* **Exercise**
Would you repeat the listing exactly but omit every picture?

* **Rows from a dataset**
▬▬▬

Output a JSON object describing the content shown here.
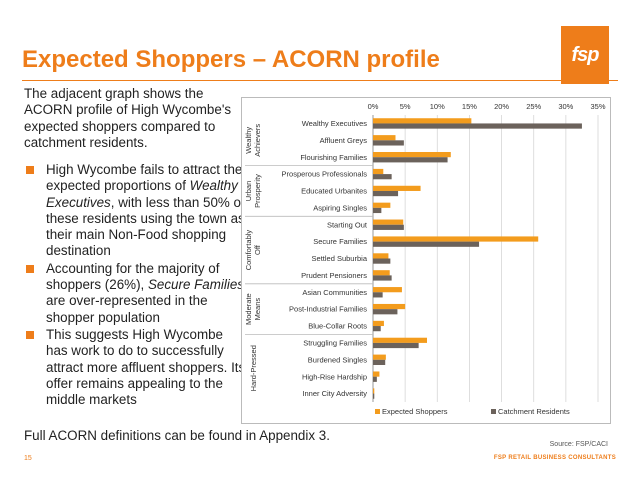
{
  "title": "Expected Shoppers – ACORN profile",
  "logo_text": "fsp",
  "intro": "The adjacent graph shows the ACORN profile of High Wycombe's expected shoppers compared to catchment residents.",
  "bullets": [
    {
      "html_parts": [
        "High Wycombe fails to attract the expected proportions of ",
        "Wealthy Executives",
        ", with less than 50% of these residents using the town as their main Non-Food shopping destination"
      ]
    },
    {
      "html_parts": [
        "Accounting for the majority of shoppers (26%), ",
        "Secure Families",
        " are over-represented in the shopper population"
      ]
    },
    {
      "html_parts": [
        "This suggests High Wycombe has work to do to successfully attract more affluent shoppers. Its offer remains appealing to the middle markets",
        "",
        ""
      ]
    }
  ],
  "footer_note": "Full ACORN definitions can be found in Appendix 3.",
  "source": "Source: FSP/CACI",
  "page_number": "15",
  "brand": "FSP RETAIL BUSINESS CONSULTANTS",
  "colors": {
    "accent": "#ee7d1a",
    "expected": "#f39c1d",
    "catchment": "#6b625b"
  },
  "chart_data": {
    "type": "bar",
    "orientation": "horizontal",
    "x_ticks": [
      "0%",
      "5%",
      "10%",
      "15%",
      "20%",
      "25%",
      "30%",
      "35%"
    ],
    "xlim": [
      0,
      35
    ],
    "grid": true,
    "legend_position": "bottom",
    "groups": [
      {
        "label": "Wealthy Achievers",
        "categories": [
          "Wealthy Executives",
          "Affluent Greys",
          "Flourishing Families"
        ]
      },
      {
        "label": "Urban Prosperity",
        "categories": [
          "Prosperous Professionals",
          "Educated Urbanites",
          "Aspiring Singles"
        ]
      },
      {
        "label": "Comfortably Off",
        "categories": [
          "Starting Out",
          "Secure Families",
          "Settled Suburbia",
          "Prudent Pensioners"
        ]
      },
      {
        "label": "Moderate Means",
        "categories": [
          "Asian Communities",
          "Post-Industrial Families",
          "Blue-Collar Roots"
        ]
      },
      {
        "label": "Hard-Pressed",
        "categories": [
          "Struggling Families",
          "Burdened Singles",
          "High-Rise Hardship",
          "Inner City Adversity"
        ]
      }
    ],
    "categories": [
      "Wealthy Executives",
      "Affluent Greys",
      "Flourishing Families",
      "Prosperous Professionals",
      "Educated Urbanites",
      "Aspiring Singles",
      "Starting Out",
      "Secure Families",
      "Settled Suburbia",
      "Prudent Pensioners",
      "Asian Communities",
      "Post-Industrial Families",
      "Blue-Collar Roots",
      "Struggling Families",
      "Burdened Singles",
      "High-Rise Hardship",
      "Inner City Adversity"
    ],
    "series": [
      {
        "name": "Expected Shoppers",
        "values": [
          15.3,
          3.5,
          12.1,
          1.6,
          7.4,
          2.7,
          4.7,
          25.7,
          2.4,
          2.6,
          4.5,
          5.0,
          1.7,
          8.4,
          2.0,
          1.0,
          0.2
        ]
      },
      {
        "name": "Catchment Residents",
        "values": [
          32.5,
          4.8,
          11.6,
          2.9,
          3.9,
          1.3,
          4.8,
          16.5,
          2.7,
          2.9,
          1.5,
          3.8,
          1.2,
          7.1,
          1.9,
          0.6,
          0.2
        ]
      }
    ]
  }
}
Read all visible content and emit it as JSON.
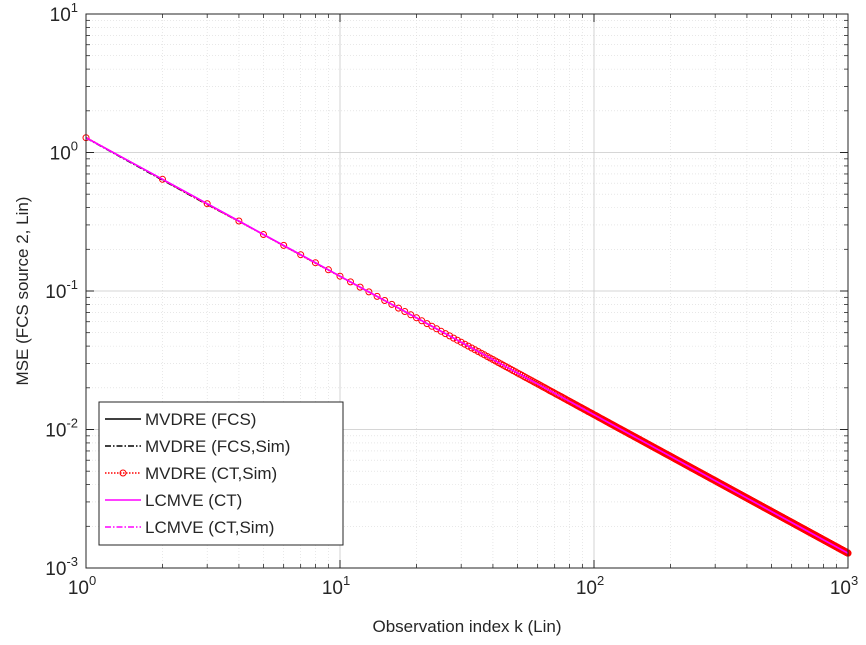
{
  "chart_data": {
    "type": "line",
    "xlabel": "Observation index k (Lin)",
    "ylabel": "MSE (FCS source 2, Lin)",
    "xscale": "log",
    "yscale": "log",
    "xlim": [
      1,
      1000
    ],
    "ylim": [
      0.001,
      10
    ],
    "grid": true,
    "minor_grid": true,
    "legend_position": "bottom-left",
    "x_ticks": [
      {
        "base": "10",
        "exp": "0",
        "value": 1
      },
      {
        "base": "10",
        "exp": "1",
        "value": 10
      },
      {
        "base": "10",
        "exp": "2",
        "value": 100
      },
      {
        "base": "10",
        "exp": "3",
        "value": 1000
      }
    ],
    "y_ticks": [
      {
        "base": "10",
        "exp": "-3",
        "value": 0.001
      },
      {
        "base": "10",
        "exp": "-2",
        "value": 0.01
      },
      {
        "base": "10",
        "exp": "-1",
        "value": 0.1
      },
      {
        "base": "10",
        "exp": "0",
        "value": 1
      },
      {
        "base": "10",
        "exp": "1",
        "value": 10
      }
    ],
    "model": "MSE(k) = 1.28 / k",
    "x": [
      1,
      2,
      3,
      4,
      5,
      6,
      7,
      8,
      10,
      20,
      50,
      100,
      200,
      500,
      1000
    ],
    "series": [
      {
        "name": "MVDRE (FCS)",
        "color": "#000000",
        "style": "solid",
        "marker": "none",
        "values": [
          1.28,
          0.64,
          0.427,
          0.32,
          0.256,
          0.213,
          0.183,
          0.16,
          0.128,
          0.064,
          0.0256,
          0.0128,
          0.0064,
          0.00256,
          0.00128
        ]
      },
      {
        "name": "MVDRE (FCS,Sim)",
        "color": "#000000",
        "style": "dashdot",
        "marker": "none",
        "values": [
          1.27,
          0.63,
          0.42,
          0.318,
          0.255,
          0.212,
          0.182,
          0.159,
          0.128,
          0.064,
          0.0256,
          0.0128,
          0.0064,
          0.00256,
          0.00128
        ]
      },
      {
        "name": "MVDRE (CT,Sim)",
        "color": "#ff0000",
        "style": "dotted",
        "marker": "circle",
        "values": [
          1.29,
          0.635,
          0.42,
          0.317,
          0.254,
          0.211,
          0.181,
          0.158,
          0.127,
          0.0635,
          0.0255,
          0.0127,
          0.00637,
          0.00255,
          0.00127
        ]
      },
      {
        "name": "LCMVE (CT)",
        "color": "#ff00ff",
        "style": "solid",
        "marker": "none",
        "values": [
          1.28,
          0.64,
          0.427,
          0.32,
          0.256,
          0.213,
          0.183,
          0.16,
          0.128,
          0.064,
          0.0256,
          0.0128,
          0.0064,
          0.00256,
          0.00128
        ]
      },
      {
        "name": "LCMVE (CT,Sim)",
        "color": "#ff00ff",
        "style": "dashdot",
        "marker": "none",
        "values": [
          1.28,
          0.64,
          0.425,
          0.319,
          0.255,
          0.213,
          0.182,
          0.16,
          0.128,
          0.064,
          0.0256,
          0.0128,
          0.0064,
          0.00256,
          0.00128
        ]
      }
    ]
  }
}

▬▬▬

* **Solution to this task**
Output a JSON object describing the content shown here.
{
  "title": "Expected Shoppers – ACORN profile",
  "logo_text": "fsp",
  "intro": "The adjacent graph shows the ACORN profile of High Wycombe's expected shoppers compared to catchment residents.",
  "bullets": [
    {
      "html_parts": [
        "High Wycombe fails to attract the expected proportions of ",
        "Wealthy Executives",
        ", with less than 50% of these residents using the town as their main Non-Food shopping destination"
      ]
    },
    {
      "html_parts": [
        "Accounting for the majority of shoppers (26%), ",
        "Secure Families",
        " are over-represented in the shopper population"
      ]
    },
    {
      "html_parts": [
        "This suggests High Wycombe has work to do to successfully attract more affluent shoppers. Its offer remains appealing to the middle markets",
        "",
        ""
      ]
    }
  ],
  "footer_note": "Full ACORN definitions can be found in Appendix 3.",
  "source": "Source: FSP/CACI",
  "page_number": "15",
  "brand": "FSP RETAIL BUSINESS CONSULTANTS",
  "colors": {
    "accent": "#ee7d1a",
    "expected": "#f39c1d",
    "catchment": "#6b625b"
  },
  "chart_data": {
    "type": "bar",
    "orientation": "horizontal",
    "x_ticks": [
      "0%",
      "5%",
      "10%",
      "15%",
      "20%",
      "25%",
      "30%",
      "35%"
    ],
    "xlim": [
      0,
      35
    ],
    "grid": true,
    "legend_position": "bottom",
    "groups": [
      {
        "label": "Wealthy Achievers",
        "categories": [
          "Wealthy Executives",
          "Affluent Greys",
          "Flourishing Families"
        ]
      },
      {
        "label": "Urban Prosperity",
        "categories": [
          "Prosperous Professionals",
          "Educated Urbanites",
          "Aspiring Singles"
        ]
      },
      {
        "label": "Comfortably Off",
        "categories": [
          "Starting Out",
          "Secure Families",
          "Settled Suburbia",
          "Prudent Pensioners"
        ]
      },
      {
        "label": "Moderate Means",
        "categories": [
          "Asian Communities",
          "Post-Industrial Families",
          "Blue-Collar Roots"
        ]
      },
      {
        "label": "Hard-Pressed",
        "categories": [
          "Struggling Families",
          "Burdened Singles",
          "High-Rise Hardship",
          "Inner City Adversity"
        ]
      }
    ],
    "categories": [
      "Wealthy Executives",
      "Affluent Greys",
      "Flourishing Families",
      "Prosperous Professionals",
      "Educated Urbanites",
      "Aspiring Singles",
      "Starting Out",
      "Secure Families",
      "Settled Suburbia",
      "Prudent Pensioners",
      "Asian Communities",
      "Post-Industrial Families",
      "Blue-Collar Roots",
      "Struggling Families",
      "Burdened Singles",
      "High-Rise Hardship",
      "Inner City Adversity"
    ],
    "series": [
      {
        "name": "Expected Shoppers",
        "values": [
          15.3,
          3.5,
          12.1,
          1.6,
          7.4,
          2.7,
          4.7,
          25.7,
          2.4,
          2.6,
          4.5,
          5.0,
          1.7,
          8.4,
          2.0,
          1.0,
          0.2
        ]
      },
      {
        "name": "Catchment Residents",
        "values": [
          32.5,
          4.8,
          11.6,
          2.9,
          3.9,
          1.3,
          4.8,
          16.5,
          2.7,
          2.9,
          1.5,
          3.8,
          1.2,
          7.1,
          1.9,
          0.6,
          0.2
        ]
      }
    ]
  }
}
Read all visible content and emit it as JSON.
{
  "chart_data": {
    "type": "line",
    "xlabel": "Observation index k (Lin)",
    "ylabel": "MSE (FCS source 2, Lin)",
    "xscale": "log",
    "yscale": "log",
    "xlim": [
      1,
      1000
    ],
    "ylim": [
      0.001,
      10
    ],
    "grid": true,
    "minor_grid": true,
    "legend_position": "bottom-left",
    "x_ticks": [
      {
        "base": "10",
        "exp": "0",
        "value": 1
      },
      {
        "base": "10",
        "exp": "1",
        "value": 10
      },
      {
        "base": "10",
        "exp": "2",
        "value": 100
      },
      {
        "base": "10",
        "exp": "3",
        "value": 1000
      }
    ],
    "y_ticks": [
      {
        "base": "10",
        "exp": "-3",
        "value": 0.001
      },
      {
        "base": "10",
        "exp": "-2",
        "value": 0.01
      },
      {
        "base": "10",
        "exp": "-1",
        "value": 0.1
      },
      {
        "base": "10",
        "exp": "0",
        "value": 1
      },
      {
        "base": "10",
        "exp": "1",
        "value": 10
      }
    ],
    "model": "MSE(k) = 1.28 / k",
    "x": [
      1,
      2,
      3,
      4,
      5,
      6,
      7,
      8,
      10,
      20,
      50,
      100,
      200,
      500,
      1000
    ],
    "series": [
      {
        "name": "MVDRE (FCS)",
        "color": "#000000",
        "style": "solid",
        "marker": "none",
        "values": [
          1.28,
          0.64,
          0.427,
          0.32,
          0.256,
          0.213,
          0.183,
          0.16,
          0.128,
          0.064,
          0.0256,
          0.0128,
          0.0064,
          0.00256,
          0.00128
        ]
      },
      {
        "name": "MVDRE (FCS,Sim)",
        "color": "#000000",
        "style": "dashdot",
        "marker": "none",
        "values": [
          1.27,
          0.63,
          0.42,
          0.318,
          0.255,
          0.212,
          0.182,
          0.159,
          0.128,
          0.064,
          0.0256,
          0.0128,
          0.0064,
          0.00256,
          0.00128
        ]
      },
      {
        "name": "MVDRE (CT,Sim)",
        "color": "#ff0000",
        "style": "dotted",
        "marker": "circle",
        "values": [
          1.29,
          0.635,
          0.42,
          0.317,
          0.254,
          0.211,
          0.181,
          0.158,
          0.127,
          0.0635,
          0.0255,
          0.0127,
          0.00637,
          0.00255,
          0.00127
        ]
      },
      {
        "name": "LCMVE (CT)",
        "color": "#ff00ff",
        "style": "solid",
        "marker": "none",
        "values": [
          1.28,
          0.64,
          0.427,
          0.32,
          0.256,
          0.213,
          0.183,
          0.16,
          0.128,
          0.064,
          0.0256,
          0.0128,
          0.0064,
          0.00256,
          0.00128
        ]
      },
      {
        "name": "LCMVE (CT,Sim)",
        "color": "#ff00ff",
        "style": "dashdot",
        "marker": "none",
        "values": [
          1.28,
          0.64,
          0.425,
          0.319,
          0.255,
          0.213,
          0.182,
          0.16,
          0.128,
          0.064,
          0.0256,
          0.0128,
          0.0064,
          0.00256,
          0.00128
        ]
      }
    ]
  }
}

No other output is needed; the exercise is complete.